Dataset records
━━━━━━━━
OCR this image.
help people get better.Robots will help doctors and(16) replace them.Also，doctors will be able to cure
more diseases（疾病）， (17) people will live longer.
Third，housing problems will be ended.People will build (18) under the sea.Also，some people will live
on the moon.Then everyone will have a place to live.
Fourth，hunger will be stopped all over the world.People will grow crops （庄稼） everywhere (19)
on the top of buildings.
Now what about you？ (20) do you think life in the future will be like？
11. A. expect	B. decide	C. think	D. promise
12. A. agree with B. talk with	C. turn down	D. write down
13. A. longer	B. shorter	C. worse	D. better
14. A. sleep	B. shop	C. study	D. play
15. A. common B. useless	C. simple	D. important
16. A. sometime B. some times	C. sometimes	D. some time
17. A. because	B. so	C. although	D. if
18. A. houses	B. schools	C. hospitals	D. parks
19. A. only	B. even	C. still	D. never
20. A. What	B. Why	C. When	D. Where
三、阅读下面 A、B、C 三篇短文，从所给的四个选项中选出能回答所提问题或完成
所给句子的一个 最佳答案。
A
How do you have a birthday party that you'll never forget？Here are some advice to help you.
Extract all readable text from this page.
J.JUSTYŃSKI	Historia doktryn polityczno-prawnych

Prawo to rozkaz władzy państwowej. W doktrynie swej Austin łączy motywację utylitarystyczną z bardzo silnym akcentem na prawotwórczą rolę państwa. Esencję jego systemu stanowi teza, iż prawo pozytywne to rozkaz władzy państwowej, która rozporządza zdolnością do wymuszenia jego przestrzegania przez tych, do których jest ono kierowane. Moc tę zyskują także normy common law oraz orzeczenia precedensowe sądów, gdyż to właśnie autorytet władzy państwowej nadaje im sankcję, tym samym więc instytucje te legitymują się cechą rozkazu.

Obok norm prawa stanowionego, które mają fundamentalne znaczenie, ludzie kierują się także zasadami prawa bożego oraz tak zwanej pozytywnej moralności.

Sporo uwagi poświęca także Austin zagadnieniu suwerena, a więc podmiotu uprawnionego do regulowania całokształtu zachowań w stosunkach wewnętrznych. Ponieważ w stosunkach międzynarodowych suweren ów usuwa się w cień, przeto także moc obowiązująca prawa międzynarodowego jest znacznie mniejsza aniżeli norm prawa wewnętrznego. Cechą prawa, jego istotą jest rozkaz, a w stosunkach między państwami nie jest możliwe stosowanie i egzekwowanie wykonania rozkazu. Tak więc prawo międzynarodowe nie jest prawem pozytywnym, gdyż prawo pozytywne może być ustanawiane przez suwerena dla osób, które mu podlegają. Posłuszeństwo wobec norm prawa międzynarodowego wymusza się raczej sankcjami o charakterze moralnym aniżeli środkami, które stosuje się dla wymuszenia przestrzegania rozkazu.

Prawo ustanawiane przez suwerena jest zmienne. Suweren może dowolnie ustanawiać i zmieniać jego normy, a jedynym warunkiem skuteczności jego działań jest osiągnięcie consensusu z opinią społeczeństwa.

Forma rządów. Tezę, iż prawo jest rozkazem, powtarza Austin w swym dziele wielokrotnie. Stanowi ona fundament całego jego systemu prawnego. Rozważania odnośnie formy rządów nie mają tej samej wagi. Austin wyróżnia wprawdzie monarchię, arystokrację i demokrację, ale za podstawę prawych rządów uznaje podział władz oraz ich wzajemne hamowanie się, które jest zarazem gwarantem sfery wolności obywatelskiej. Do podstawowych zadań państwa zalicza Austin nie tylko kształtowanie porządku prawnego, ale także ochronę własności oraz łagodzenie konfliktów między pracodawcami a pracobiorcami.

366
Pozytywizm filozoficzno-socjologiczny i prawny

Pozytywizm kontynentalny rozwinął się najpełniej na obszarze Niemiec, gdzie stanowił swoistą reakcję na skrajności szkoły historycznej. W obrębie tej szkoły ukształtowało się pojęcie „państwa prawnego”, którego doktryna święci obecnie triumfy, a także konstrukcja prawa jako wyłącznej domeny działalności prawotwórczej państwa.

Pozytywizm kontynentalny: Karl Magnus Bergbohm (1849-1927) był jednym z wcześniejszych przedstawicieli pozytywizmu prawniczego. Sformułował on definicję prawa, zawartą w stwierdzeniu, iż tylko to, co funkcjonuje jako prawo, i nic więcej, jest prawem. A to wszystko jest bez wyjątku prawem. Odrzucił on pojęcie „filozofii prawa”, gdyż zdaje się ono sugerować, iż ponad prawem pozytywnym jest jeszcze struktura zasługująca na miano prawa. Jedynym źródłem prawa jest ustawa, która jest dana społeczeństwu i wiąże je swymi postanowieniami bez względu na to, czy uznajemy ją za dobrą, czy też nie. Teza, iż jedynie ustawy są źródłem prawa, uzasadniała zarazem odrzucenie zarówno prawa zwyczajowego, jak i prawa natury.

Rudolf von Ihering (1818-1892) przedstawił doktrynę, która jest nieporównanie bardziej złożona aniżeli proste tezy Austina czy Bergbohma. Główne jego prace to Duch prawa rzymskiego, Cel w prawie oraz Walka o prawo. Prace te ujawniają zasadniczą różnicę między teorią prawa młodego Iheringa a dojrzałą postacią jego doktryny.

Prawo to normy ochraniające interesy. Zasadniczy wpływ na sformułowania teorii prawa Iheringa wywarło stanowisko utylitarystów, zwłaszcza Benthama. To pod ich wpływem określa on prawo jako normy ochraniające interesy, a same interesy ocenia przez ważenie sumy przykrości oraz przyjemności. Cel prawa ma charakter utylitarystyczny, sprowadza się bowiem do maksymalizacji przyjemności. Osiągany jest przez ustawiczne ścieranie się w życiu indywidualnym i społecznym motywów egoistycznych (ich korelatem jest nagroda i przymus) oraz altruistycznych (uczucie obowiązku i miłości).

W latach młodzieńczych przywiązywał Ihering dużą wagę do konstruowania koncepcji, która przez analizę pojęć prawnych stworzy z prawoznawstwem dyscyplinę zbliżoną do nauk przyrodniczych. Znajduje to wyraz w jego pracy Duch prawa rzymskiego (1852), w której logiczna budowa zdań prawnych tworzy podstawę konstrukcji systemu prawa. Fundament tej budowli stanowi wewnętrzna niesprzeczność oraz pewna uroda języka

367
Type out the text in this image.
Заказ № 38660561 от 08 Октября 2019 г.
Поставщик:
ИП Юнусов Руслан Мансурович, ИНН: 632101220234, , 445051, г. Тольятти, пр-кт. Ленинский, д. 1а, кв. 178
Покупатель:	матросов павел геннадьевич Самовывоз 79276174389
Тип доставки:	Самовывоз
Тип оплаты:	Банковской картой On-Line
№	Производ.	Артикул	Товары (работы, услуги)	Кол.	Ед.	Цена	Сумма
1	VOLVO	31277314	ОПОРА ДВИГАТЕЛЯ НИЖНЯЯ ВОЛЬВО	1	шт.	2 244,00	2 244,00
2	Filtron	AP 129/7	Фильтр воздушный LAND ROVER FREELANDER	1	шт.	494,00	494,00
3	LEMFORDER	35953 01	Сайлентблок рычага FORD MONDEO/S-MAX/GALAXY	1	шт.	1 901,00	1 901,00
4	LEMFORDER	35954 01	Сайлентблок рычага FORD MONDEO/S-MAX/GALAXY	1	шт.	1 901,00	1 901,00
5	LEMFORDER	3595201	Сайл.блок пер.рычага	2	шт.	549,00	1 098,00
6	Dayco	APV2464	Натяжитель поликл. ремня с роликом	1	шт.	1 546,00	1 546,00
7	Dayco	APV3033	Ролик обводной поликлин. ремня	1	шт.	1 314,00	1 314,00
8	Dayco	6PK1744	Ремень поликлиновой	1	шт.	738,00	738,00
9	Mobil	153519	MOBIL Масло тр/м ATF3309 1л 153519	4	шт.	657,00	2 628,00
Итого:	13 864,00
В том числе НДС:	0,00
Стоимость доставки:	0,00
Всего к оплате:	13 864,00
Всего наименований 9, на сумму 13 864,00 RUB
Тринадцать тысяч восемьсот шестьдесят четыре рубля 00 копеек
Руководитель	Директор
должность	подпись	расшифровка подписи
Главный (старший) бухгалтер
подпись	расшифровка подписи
━━━━━━━━
Which lines of the data include "never"? Copy each of them.

• [Response to the task]:
19. A. only	B. even	C. still	D. never
How do you have a birthday party that you'll never forget？Here are some advice to help you.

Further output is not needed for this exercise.